§ **Data shown**
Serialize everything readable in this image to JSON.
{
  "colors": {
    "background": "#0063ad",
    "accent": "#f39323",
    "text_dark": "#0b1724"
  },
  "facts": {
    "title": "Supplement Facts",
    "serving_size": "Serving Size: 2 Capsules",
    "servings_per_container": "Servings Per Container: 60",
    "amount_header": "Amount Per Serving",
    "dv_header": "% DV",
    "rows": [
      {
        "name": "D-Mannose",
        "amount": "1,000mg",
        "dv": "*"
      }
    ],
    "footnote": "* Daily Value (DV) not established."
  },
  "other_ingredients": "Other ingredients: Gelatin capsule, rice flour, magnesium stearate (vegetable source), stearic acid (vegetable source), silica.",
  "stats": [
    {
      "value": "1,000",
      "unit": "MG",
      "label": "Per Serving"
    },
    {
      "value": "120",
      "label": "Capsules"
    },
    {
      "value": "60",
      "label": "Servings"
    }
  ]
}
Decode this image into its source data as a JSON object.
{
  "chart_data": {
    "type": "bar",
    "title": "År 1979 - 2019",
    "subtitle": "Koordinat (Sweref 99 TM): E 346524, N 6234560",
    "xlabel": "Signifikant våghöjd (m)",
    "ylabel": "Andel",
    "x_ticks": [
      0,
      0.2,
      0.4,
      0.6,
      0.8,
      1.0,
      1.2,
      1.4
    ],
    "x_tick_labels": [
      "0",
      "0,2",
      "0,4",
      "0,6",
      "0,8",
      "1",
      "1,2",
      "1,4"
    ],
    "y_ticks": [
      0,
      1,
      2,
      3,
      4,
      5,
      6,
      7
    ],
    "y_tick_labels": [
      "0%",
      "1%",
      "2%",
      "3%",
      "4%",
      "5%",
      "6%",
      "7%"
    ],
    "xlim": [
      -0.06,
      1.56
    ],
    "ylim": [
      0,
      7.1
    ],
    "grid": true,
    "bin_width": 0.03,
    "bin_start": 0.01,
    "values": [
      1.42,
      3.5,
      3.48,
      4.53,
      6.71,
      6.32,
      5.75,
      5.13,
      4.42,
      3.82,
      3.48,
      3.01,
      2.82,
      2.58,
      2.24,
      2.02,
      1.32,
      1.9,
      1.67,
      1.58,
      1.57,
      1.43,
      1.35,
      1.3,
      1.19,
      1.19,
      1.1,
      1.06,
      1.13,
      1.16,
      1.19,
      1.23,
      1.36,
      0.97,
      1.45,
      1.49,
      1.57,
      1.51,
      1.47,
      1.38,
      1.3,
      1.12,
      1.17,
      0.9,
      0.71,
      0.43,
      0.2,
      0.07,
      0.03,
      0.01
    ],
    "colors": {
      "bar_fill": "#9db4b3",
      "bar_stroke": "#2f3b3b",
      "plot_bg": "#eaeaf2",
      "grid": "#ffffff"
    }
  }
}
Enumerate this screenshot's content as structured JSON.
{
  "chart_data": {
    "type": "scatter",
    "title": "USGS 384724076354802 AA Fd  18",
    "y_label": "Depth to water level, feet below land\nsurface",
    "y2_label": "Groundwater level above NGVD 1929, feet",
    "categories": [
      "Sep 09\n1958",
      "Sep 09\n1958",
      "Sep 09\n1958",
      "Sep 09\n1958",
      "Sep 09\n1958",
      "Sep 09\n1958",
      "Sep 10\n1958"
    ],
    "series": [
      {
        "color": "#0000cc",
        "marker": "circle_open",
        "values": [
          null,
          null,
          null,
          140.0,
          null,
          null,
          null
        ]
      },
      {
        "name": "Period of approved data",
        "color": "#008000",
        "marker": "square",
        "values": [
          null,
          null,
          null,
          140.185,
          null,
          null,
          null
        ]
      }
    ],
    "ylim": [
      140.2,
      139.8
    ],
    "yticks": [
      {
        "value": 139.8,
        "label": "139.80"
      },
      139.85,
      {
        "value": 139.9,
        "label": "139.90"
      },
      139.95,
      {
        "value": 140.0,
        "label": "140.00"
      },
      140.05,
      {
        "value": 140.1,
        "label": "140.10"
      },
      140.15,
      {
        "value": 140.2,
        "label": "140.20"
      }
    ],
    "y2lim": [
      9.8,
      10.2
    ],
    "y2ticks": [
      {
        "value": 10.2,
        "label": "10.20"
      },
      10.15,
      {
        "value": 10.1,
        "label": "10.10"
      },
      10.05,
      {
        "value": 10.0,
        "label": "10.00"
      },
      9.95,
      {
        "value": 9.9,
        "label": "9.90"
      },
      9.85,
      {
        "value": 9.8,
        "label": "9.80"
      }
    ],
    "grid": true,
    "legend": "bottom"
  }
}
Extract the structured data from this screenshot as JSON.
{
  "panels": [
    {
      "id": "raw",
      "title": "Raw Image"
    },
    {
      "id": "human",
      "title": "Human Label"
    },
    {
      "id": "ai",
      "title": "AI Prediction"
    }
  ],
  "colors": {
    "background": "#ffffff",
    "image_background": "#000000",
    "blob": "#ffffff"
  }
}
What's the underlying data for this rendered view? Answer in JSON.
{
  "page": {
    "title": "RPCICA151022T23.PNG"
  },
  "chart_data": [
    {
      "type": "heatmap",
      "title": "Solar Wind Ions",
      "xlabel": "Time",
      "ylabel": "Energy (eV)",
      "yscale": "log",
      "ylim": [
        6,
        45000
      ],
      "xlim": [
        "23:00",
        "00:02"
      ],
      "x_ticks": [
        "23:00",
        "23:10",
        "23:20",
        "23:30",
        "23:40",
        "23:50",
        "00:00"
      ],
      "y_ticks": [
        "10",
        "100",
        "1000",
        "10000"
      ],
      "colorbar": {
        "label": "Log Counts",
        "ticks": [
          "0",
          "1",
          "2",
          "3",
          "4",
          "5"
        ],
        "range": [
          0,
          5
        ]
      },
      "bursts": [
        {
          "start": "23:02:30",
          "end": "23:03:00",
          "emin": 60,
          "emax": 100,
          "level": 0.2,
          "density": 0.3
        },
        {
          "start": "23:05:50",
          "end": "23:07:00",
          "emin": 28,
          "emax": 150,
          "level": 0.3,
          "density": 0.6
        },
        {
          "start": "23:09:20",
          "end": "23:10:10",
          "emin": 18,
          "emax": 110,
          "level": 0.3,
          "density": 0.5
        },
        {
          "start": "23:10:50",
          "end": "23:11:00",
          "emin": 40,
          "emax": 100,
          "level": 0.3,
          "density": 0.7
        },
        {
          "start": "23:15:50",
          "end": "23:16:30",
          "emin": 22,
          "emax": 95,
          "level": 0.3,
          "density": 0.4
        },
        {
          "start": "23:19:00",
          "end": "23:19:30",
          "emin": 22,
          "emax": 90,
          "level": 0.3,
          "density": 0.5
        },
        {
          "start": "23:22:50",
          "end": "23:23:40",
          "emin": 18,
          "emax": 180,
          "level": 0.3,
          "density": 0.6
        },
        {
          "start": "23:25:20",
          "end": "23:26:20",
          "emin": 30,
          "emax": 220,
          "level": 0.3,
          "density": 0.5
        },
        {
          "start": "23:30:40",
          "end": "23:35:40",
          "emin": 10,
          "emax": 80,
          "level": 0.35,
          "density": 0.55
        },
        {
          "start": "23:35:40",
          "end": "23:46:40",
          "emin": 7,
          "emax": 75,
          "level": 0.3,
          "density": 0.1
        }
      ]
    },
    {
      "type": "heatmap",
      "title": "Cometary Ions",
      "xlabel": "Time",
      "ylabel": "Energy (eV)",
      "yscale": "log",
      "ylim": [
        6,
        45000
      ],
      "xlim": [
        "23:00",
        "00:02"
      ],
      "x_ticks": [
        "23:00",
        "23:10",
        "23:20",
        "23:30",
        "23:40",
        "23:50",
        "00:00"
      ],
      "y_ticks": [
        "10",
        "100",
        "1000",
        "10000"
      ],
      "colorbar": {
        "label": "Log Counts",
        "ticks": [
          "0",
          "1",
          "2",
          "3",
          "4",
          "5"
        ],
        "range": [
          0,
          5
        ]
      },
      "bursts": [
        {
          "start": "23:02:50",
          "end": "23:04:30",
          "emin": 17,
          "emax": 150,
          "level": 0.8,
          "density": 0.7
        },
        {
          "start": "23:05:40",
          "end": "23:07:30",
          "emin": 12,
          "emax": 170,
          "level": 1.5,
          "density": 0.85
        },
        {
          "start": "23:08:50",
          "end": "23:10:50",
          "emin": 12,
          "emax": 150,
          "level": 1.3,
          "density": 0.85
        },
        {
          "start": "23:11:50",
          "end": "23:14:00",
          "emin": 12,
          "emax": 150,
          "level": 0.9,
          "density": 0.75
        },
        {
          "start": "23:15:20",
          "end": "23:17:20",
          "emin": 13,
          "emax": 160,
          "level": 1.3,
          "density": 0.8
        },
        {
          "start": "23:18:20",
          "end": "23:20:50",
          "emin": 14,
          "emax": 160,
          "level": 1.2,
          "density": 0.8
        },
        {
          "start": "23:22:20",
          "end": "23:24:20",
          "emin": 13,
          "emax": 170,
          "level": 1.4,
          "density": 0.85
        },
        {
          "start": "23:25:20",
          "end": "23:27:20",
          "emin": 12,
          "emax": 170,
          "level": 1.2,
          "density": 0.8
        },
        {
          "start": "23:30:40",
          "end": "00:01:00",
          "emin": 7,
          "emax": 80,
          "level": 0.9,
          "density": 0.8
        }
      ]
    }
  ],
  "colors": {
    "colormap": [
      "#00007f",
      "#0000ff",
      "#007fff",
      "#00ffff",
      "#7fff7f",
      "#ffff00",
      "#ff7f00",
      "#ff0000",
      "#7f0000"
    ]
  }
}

§ **Your task**
Extract lines where the string "JSON" occurs.

§ **Solution for this problem**
Serialize everything readable in this image to JSON.
Decode this image into its source data as a JSON object.
Enumerate this screenshot's content as structured JSON.
Extract the structured data from this screenshot as JSON.
What's the underlying data for this rendered view? Answer in JSON.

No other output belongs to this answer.